Retype the data below without altering anything.
#####
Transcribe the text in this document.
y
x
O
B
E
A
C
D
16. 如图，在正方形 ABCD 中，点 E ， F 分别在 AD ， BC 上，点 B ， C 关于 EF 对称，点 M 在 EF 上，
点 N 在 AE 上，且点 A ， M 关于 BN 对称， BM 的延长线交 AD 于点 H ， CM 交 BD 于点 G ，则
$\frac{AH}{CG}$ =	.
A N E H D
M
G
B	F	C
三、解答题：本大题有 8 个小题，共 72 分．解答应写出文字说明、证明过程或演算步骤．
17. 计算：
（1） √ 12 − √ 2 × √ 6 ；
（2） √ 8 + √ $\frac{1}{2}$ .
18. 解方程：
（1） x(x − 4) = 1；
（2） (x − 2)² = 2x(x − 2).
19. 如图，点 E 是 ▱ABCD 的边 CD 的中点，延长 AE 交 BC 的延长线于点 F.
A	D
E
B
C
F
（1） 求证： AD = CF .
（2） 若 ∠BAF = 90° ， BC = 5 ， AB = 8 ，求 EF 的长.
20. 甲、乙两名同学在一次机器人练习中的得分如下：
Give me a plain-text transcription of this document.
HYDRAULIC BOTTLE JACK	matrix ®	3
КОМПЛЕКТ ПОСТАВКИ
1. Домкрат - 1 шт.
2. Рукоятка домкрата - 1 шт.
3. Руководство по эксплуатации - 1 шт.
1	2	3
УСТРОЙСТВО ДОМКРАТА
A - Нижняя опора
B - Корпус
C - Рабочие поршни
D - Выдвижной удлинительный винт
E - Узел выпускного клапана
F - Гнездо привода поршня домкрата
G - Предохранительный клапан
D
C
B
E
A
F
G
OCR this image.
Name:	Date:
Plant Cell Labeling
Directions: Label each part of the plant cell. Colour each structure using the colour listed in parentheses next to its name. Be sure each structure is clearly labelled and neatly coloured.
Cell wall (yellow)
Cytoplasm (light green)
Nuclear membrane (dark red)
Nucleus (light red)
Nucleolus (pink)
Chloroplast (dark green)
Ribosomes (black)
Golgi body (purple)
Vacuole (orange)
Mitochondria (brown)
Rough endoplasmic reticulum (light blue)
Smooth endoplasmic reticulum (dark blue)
#####
ANSWER TO THE TASK —
Transcribe the text in this document.
y
x
O
B
E
A
C
D
16. 如图，在正方形 ABCD 中，点 E ， F 分别在 AD ， BC 上，点 B ， C 关于 EF 对称，点 M 在 EF 上，
点 N 在 AE 上，且点 A ， M 关于 BN 对称， BM 的延长线交 AD 于点 H ， CM 交 BD 于点 G ，则
$\frac{AH}{CG}$ =	.
A N E H D
M
G
B	F	C
三、解答题：本大题有 8 个小题，共 72 分．解答应写出文字说明、证明过程或演算步骤．
17. 计算：
（1） √ 12 − √ 2 × √ 6 ；
（2） √ 8 + √ $\frac{1}{2}$ .
18. 解方程：
（1） x(x − 4) = 1；
（2） (x − 2)² = 2x(x − 2).
19. 如图，点 E 是 ▱ABCD 的边 CD 的中点，延长 AE 交 BC 的延长线于点 F.
A	D
E
B
C
F
（1） 求证： AD = CF .
（2） 若 ∠BAF = 90° ， BC = 5 ， AB = 8 ，求 EF 的长.
20. 甲、乙两名同学在一次机器人练习中的得分如下：
Give me a plain-text transcription of this document.
HYDRAULIC BOTTLE JACK	matrix ®	3
КОМПЛЕКТ ПОСТАВКИ
1. Домкрат - 1 шт.
2. Рукоятка домкрата - 1 шт.
3. Руководство по эксплуатации - 1 шт.
1	2	3
УСТРОЙСТВО ДОМКРАТА
A - Нижняя опора
B - Корпус
C - Рабочие поршни
D - Выдвижной удлинительный винт
E - Узел выпускного клапана
F - Гнездо привода поршня домкрата
G - Предохранительный клапан
D
C
B
E
A
F
G
OCR this image.
Name:	Date:
Plant Cell Labeling
Directions: Label each part of the plant cell. Colour each structure using the colour listed in parentheses next to its name. Be sure each structure is clearly labelled and neatly coloured.
Cell wall (yellow)
Cytoplasm (light green)
Nuclear membrane (dark red)
Nucleus (light red)
Nucleolus (pink)
Chloroplast (dark green)
Ribosomes (black)
Golgi body (purple)
Vacuole (orange)
Mitochondria (brown)
Rough endoplasmic reticulum (light blue)
Smooth endoplasmic reticulum (dark blue)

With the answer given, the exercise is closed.